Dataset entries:
════════════════
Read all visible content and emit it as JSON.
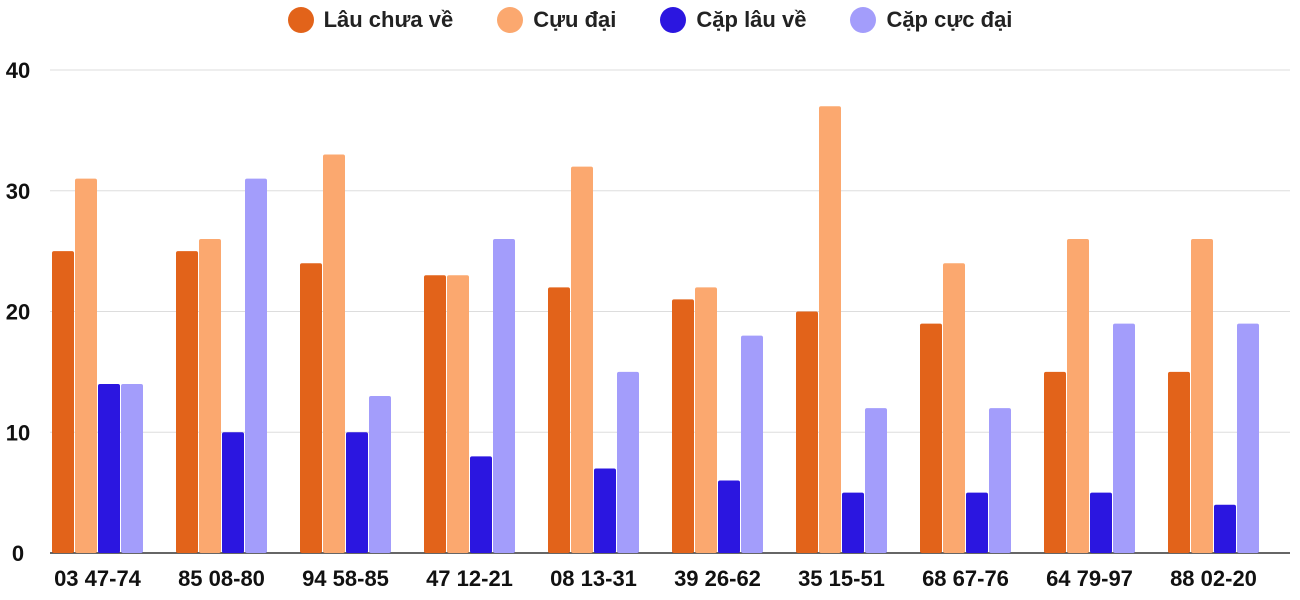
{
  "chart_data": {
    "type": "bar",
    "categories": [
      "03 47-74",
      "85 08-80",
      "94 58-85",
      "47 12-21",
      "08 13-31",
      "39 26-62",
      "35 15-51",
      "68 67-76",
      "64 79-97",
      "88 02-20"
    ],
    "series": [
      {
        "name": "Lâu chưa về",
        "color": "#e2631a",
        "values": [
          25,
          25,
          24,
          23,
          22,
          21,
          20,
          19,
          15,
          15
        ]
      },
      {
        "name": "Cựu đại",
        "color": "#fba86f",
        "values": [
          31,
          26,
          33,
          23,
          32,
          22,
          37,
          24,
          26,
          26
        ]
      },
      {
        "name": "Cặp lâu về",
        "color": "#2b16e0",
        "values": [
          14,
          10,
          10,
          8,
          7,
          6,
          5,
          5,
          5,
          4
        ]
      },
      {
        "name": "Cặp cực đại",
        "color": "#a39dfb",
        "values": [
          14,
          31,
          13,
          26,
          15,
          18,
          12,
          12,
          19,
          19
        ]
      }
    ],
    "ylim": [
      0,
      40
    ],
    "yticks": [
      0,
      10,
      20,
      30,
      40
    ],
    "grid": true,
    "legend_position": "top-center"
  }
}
════════════════
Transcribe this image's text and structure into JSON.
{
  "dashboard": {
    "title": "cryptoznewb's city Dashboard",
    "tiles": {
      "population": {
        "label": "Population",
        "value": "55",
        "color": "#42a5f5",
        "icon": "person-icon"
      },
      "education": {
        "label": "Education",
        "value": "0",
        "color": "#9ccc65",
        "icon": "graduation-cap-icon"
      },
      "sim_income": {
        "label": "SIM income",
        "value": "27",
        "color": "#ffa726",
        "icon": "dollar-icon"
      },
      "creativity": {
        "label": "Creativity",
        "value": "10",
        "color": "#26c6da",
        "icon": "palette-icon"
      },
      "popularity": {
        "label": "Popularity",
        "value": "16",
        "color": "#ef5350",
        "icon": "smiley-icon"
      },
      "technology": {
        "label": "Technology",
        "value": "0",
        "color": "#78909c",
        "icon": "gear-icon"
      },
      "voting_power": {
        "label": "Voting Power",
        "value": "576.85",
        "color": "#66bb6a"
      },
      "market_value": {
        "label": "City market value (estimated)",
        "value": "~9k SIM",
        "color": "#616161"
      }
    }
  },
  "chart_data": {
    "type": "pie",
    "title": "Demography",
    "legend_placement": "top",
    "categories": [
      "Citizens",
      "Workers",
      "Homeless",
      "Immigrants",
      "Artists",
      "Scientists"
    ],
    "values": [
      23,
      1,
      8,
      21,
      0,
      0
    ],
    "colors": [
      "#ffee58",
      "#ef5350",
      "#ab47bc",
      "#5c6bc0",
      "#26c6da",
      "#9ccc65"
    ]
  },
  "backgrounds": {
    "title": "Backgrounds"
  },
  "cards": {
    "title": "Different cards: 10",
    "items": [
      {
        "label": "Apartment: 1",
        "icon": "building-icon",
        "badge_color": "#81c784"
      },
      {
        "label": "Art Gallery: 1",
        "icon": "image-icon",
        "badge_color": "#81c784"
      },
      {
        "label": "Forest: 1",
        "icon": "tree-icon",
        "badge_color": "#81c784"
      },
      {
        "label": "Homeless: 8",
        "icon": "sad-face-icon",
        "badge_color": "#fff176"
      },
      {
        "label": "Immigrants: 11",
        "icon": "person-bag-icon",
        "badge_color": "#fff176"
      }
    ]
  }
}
════════════════
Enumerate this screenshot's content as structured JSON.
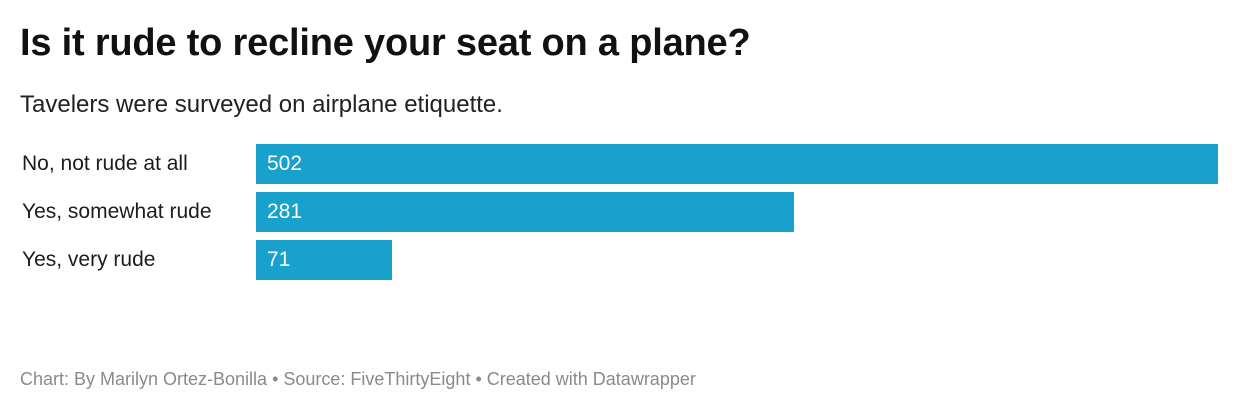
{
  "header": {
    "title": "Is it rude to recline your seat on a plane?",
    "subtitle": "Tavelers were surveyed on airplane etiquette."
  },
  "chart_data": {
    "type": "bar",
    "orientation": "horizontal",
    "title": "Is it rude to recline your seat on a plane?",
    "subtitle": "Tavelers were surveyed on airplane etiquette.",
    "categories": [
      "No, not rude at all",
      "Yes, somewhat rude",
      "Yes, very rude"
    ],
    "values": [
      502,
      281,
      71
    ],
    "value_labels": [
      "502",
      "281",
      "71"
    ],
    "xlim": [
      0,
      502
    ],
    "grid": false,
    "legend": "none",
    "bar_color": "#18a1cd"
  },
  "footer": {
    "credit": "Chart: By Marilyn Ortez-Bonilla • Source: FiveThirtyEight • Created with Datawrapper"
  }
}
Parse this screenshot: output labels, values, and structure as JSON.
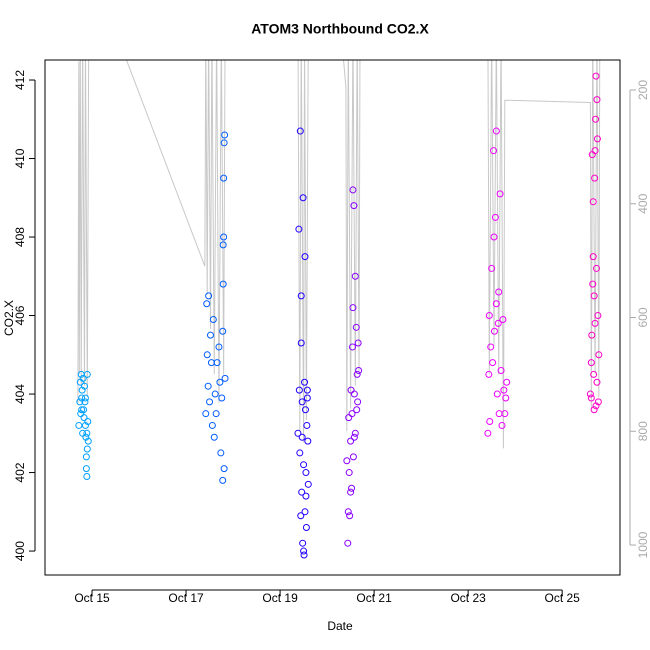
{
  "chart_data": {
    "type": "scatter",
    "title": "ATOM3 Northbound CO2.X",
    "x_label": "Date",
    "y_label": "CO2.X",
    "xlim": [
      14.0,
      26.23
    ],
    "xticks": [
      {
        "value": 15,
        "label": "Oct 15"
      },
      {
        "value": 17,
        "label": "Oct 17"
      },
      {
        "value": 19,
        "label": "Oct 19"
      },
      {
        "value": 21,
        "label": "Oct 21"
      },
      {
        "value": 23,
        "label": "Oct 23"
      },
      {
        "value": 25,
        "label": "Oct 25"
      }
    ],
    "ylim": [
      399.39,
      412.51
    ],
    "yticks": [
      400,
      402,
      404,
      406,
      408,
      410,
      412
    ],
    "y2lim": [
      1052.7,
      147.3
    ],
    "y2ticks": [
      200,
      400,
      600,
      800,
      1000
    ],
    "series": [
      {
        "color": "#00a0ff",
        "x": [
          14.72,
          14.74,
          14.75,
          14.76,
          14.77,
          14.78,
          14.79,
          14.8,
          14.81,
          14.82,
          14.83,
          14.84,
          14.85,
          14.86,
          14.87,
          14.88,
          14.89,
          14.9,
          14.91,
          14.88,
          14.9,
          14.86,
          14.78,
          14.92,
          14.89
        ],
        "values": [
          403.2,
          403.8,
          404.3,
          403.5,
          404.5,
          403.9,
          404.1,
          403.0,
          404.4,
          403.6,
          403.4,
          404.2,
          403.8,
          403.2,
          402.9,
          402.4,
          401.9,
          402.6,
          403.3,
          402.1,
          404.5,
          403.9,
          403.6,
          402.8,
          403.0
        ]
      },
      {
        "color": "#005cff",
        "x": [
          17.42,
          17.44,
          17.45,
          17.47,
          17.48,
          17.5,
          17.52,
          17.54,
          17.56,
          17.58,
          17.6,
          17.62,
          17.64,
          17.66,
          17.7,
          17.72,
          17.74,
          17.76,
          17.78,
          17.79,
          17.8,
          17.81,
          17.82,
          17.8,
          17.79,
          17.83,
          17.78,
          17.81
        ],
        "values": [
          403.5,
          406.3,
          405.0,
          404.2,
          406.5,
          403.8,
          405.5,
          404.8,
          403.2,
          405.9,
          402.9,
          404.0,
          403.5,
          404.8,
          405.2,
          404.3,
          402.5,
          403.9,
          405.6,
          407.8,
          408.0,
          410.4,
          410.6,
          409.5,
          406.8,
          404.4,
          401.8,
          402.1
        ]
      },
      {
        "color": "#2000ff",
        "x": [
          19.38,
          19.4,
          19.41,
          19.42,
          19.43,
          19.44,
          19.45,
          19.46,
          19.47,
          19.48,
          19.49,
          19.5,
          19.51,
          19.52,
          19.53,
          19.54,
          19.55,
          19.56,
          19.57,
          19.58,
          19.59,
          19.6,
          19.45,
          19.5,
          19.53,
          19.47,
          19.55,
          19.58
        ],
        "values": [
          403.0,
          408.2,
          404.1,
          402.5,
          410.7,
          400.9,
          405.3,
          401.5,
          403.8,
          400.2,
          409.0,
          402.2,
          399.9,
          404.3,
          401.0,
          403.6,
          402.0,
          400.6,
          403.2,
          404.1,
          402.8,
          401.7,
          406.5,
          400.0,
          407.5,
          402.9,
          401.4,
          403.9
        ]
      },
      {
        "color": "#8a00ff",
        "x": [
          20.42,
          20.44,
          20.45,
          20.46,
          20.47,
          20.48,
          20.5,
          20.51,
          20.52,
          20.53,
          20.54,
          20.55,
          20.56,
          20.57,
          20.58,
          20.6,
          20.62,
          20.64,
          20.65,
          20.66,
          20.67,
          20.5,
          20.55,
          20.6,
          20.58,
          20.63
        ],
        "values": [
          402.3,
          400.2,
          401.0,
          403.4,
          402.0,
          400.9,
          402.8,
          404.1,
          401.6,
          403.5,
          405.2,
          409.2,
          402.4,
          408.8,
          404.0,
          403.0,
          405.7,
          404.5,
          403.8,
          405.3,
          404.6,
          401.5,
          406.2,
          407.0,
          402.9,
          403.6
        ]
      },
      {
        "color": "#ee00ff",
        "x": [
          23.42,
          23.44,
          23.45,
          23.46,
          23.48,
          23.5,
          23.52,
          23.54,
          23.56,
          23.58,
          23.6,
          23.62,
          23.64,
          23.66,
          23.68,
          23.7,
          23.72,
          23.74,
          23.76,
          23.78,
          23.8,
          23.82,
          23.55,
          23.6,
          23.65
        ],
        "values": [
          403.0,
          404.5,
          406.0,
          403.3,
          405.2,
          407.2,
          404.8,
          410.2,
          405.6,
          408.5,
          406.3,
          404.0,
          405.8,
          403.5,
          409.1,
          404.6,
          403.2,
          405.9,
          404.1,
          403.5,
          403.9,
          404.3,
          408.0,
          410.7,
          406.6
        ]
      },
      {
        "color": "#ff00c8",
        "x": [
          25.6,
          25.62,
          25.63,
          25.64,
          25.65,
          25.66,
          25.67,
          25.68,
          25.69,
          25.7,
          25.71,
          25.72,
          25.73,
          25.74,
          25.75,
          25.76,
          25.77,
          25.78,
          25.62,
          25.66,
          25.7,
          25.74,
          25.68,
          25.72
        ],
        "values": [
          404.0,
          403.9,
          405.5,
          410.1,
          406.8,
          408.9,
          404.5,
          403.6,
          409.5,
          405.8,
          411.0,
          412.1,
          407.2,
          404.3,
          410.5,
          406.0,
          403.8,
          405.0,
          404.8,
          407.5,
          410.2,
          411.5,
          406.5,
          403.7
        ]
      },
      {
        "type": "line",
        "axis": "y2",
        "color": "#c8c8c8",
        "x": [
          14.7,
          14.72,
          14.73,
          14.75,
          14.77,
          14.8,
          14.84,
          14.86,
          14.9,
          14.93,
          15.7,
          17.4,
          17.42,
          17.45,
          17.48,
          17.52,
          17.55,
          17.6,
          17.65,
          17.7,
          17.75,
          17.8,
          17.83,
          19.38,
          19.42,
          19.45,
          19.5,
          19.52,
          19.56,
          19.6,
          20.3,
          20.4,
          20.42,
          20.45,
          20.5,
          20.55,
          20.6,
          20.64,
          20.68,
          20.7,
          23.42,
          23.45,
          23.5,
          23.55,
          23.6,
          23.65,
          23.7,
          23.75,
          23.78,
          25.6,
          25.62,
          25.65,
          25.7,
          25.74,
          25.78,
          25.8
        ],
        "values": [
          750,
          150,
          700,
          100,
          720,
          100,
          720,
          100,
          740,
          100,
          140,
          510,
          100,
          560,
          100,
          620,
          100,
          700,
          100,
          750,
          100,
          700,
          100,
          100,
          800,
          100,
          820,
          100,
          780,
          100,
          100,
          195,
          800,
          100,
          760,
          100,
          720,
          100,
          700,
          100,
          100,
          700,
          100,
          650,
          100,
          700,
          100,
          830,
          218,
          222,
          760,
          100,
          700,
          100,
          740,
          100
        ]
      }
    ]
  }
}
════════════════
What you need to do: Your task is to pick out every line with the string "content" and copy it.

Solution to this task:
Read all visible content and emit it as JSON.
Enumerate this screenshot's content as structured JSON.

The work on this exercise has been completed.